§ **To be done**:
Copy every line of the data that includes the string "Inklusionsorientierte".

(A block of data)
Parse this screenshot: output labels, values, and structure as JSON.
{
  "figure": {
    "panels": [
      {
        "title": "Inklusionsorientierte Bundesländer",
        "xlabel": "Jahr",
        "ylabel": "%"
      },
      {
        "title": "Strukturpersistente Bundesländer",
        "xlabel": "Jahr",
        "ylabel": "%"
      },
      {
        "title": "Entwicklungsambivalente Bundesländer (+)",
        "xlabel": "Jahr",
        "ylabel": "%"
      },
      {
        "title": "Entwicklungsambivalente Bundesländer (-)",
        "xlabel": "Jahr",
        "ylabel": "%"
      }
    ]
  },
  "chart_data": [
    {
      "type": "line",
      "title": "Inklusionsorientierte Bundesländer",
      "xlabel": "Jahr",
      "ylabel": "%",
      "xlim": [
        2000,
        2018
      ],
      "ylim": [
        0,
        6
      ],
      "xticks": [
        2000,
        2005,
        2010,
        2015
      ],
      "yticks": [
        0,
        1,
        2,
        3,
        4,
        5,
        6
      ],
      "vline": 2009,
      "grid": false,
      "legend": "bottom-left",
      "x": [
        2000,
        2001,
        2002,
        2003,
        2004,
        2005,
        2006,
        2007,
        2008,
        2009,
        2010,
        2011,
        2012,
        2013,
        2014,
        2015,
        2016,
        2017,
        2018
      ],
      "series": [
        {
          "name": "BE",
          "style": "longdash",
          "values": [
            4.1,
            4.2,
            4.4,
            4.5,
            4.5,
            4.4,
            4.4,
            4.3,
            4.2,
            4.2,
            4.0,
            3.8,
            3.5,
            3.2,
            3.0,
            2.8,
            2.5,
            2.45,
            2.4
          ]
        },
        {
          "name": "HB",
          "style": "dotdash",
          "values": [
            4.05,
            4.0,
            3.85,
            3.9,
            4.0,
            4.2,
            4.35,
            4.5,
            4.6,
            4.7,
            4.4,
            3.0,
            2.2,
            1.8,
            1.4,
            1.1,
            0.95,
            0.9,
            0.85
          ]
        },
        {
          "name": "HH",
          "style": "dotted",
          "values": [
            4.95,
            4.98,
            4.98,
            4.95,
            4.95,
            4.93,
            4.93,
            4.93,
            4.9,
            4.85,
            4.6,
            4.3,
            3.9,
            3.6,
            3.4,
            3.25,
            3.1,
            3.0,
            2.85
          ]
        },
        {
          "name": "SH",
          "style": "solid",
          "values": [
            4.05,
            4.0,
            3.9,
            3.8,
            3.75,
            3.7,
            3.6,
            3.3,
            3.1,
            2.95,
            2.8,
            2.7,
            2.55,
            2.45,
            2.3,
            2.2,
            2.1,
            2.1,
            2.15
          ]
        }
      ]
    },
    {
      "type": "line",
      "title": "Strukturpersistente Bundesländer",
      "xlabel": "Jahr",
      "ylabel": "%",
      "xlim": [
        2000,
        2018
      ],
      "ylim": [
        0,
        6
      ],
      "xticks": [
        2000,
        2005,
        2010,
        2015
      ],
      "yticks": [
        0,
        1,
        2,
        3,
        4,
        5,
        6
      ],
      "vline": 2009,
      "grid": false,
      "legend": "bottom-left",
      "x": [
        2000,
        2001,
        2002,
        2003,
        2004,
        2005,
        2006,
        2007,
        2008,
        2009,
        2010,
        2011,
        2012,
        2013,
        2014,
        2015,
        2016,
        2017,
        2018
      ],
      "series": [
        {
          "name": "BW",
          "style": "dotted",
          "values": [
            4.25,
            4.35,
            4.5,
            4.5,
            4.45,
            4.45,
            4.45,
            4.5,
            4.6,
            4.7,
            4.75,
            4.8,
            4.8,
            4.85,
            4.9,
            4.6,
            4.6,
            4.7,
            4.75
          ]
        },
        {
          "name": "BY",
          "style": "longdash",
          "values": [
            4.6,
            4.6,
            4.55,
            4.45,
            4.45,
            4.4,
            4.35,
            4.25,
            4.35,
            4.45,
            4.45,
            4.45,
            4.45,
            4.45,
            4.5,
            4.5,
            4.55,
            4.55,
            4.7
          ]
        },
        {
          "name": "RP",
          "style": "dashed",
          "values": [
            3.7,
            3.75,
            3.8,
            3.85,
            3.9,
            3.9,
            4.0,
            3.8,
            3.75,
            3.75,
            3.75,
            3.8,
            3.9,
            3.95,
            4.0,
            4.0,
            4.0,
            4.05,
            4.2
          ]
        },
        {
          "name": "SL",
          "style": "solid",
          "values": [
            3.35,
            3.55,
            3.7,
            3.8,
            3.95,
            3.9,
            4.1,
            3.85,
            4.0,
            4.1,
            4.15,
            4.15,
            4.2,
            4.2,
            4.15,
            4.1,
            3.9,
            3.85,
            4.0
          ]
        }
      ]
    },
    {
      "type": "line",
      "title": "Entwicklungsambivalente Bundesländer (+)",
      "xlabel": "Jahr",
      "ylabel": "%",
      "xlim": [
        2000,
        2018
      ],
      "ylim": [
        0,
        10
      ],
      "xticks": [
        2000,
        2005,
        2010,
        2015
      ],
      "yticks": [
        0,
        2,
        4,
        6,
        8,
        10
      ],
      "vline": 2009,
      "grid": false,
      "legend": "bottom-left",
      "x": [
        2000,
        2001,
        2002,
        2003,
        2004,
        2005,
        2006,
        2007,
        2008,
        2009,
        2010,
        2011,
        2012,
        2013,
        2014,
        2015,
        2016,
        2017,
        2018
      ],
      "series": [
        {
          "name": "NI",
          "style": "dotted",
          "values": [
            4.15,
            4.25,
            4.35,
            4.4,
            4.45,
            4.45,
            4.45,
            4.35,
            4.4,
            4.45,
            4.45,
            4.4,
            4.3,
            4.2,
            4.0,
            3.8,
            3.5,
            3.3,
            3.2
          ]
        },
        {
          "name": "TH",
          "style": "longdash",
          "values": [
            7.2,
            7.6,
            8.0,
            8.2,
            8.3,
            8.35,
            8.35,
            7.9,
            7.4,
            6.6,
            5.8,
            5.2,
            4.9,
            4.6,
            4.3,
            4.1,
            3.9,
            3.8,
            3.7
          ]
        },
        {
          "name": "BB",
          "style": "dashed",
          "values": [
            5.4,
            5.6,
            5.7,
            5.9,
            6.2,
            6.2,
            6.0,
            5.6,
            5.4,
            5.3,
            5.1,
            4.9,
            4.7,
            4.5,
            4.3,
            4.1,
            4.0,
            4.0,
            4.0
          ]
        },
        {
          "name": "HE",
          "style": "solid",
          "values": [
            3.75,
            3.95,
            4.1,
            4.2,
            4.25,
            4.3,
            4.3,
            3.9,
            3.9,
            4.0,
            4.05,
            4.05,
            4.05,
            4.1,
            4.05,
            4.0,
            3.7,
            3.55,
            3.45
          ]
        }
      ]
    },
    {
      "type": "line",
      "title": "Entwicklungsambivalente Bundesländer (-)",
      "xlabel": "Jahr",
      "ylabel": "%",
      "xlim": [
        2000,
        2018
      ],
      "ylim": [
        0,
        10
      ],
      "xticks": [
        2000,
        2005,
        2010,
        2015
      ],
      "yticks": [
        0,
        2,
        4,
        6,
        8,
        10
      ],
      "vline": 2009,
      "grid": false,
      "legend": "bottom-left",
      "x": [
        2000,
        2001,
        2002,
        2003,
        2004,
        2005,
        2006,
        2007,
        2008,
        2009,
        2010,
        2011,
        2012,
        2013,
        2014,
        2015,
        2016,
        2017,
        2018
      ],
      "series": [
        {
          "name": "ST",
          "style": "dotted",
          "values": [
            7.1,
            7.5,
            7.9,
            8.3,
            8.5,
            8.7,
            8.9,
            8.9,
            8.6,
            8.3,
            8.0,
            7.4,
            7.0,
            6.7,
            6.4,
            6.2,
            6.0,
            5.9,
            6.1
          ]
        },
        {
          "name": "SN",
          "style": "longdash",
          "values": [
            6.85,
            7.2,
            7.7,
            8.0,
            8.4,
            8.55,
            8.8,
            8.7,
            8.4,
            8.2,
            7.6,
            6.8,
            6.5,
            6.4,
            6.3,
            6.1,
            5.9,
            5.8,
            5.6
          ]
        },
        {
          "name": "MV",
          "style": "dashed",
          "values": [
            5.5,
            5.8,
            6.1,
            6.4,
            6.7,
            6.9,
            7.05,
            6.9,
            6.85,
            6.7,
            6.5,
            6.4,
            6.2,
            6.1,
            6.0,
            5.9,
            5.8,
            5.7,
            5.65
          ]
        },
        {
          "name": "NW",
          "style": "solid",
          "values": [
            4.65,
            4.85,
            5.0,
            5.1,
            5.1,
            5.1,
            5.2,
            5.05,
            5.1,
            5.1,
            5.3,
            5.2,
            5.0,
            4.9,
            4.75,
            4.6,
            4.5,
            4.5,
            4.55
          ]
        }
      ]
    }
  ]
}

§ **Full answer**:
        "title": "Inklusionsorientierte Bundesländer",
      "title": "Inklusionsorientierte Bundesländer",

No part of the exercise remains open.